[begin RECORDS FOR PROCESSING]

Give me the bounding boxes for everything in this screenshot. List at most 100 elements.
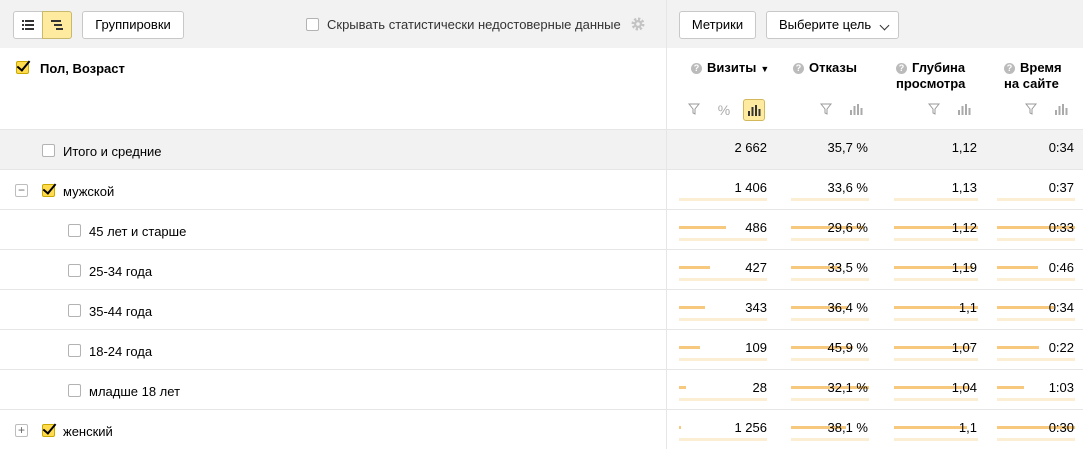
table-row[interactable]: 18-24 года 109 45,9 % 1,07 0:22 — [0, 330, 1083, 389]
cell-time-bar — [997, 318, 1075, 349]
filter-icon[interactable] — [923, 99, 945, 121]
cell-time: 0:34 — [1048, 140, 1074, 155]
filter-icon[interactable] — [683, 99, 705, 121]
row-label: 35-44 года — [89, 304, 153, 319]
hide-unreliable-checkbox[interactable] — [306, 18, 319, 31]
goal-select[interactable]: Выберите цель — [766, 11, 899, 39]
bar-chart-icon[interactable] — [953, 99, 975, 121]
row-label: младше 18 лет — [89, 384, 181, 399]
cell-time: 0:34 — [1048, 300, 1074, 315]
row-checkbox[interactable] — [68, 344, 81, 357]
percent-icon[interactable]: % — [713, 99, 735, 121]
row-label: 18-24 года — [89, 344, 153, 359]
hide-unreliable-label: Скрывать статистически недостоверные дан… — [327, 17, 621, 32]
column-bounces-title: Отказы — [809, 60, 857, 75]
collapse-icon[interactable]: − — [15, 184, 28, 197]
cell-bounces: 32,1 % — [827, 380, 868, 395]
goal-select-label: Выберите цель — [779, 17, 872, 32]
cell-depth-bar — [894, 198, 978, 229]
cell-time-bar — [997, 358, 1075, 389]
column-divider — [666, 0, 667, 449]
cell-time-bar — [997, 438, 1075, 441]
gear-icon[interactable] — [630, 16, 646, 32]
cell-bounces: 38,1 % — [827, 420, 868, 435]
list-view-button[interactable] — [13, 11, 43, 39]
bar-chart-icon[interactable] — [1050, 99, 1072, 121]
cell-time-bar — [997, 398, 1075, 429]
row-checkbox[interactable] — [42, 184, 55, 197]
cell-bounces: 35,7 % — [827, 140, 868, 155]
column-depth-title-2: просмотра — [896, 76, 966, 91]
cell-time: 0:37 — [1048, 180, 1074, 195]
table-row[interactable]: − мужской 1 406 33,6 % 1,13 0:37 — [0, 170, 1083, 229]
table-row[interactable]: младше 18 лет 28 32,1 % 1,04 1:03 — [0, 370, 1083, 429]
groupings-button[interactable]: Группировки — [82, 11, 184, 39]
percent-glyph: % — [717, 102, 731, 118]
filter-icon[interactable] — [815, 99, 837, 121]
help-icon[interactable]: ? — [1004, 63, 1015, 74]
bar-chart-icon[interactable] — [743, 99, 765, 121]
cell-depth: 1,12 — [951, 220, 977, 235]
expand-icon[interactable]: + — [15, 424, 28, 437]
column-visits-title: Визиты — [707, 60, 757, 75]
cell-time-bar — [997, 238, 1075, 269]
cell-depth: 1,19 — [951, 260, 977, 275]
column-time-title-1: Время — [1020, 60, 1062, 75]
cell-bounces: 36,4 % — [827, 300, 868, 315]
filter-icon[interactable] — [1020, 99, 1042, 121]
cell-visits: 2 662 — [734, 140, 767, 155]
row-checkbox[interactable] — [42, 144, 55, 157]
row-checkbox[interactable] — [42, 424, 55, 437]
row-checkbox[interactable] — [68, 304, 81, 317]
table-row[interactable]: 35-44 года 343 36,4 % 1,1 0:34 — [0, 290, 1083, 349]
row-label: мужской — [63, 184, 115, 199]
sort-desc-icon: ▼ — [760, 64, 770, 74]
column-depth-title-1: Глубина — [912, 60, 966, 75]
column-time-title-2: на сайте — [1004, 76, 1059, 91]
row-checkbox[interactable] — [68, 384, 81, 397]
totals-row[interactable]: Итого и средние 2 662 35,7 % 1,12 0:34 — [0, 130, 1083, 170]
cell-bounces: 33,5 % — [827, 260, 868, 275]
table-row[interactable]: + женский 1 256 38,1 % 1,1 0:30 — [0, 410, 1083, 449]
column-time-header[interactable]: ? Время на сайте — [1004, 60, 1062, 92]
cell-visits: 1 256 — [734, 420, 767, 435]
cell-time-bar — [997, 198, 1075, 229]
cell-depth: 1,13 — [951, 180, 977, 195]
bar-chart-icon[interactable] — [845, 99, 867, 121]
cell-depth-bar — [894, 358, 978, 389]
cell-depth: 1,1 — [958, 420, 977, 435]
cell-visits: 343 — [745, 300, 767, 315]
cell-bounces: 45,9 % — [827, 340, 868, 355]
cell-bounces-bar — [791, 238, 869, 269]
cell-bounces-bar — [791, 398, 869, 429]
row-checkbox[interactable] — [68, 224, 81, 237]
help-icon[interactable]: ? — [793, 63, 804, 74]
table-row[interactable]: 45 лет и старше 486 29,6 % 1,12 0:33 — [0, 210, 1083, 269]
cell-depth: 1,1 — [958, 300, 977, 315]
help-icon[interactable]: ? — [691, 63, 702, 74]
cell-depth-bar — [894, 398, 978, 429]
tree-icon — [51, 20, 63, 30]
row-label: 45 лет и старше — [89, 224, 187, 239]
chevron-down-icon — [879, 20, 890, 31]
help-icon[interactable]: ? — [896, 63, 907, 74]
cell-visits-bar — [679, 278, 767, 309]
row-checkbox[interactable] — [68, 264, 81, 277]
dimension-checkbox[interactable] — [16, 61, 29, 74]
cell-visits-bar — [679, 318, 767, 349]
cell-visits: 109 — [745, 340, 767, 355]
cell-bounces-bar — [791, 278, 869, 309]
tree-view-button[interactable] — [42, 11, 72, 39]
list-icon — [22, 20, 34, 30]
cell-visits-bar — [679, 198, 767, 229]
cell-depth-bar — [894, 278, 978, 309]
column-visits-header[interactable]: ? Визиты ▼ — [691, 60, 769, 77]
cell-time: 0:33 — [1048, 220, 1074, 235]
cell-visits-bar — [679, 398, 767, 429]
table-row[interactable]: 25-34 года 427 33,5 % 1,19 0:46 — [0, 250, 1083, 309]
column-depth-header[interactable]: ? Глубина просмотра — [896, 60, 965, 92]
metrics-button[interactable]: Метрики — [679, 11, 756, 39]
column-bounces-header[interactable]: ? Отказы — [793, 60, 857, 76]
cell-bounces-bar — [791, 318, 869, 349]
row-label: женский — [63, 424, 113, 439]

[end RECORDS FOR PROCESSING]

Return every line of the data above, from the line containing "table-row[interactable]: 18-24 года" down to the line containing "row-label: 35-44 года — [89, 304, 153, 319]", both included, character for character.

* _RESULT OF THE EXERCISE_
table-row[interactable]: 18-24 года 109 45,9 % 1,07 0:22 — [0, 330, 1083, 389]
cell-time-bar — [997, 318, 1075, 349]
filter-icon[interactable] — [923, 99, 945, 121]
cell-time: 0:34 — [1048, 140, 1074, 155]
filter-icon[interactable] — [683, 99, 705, 121]
row-label: 35-44 года — [89, 304, 153, 319]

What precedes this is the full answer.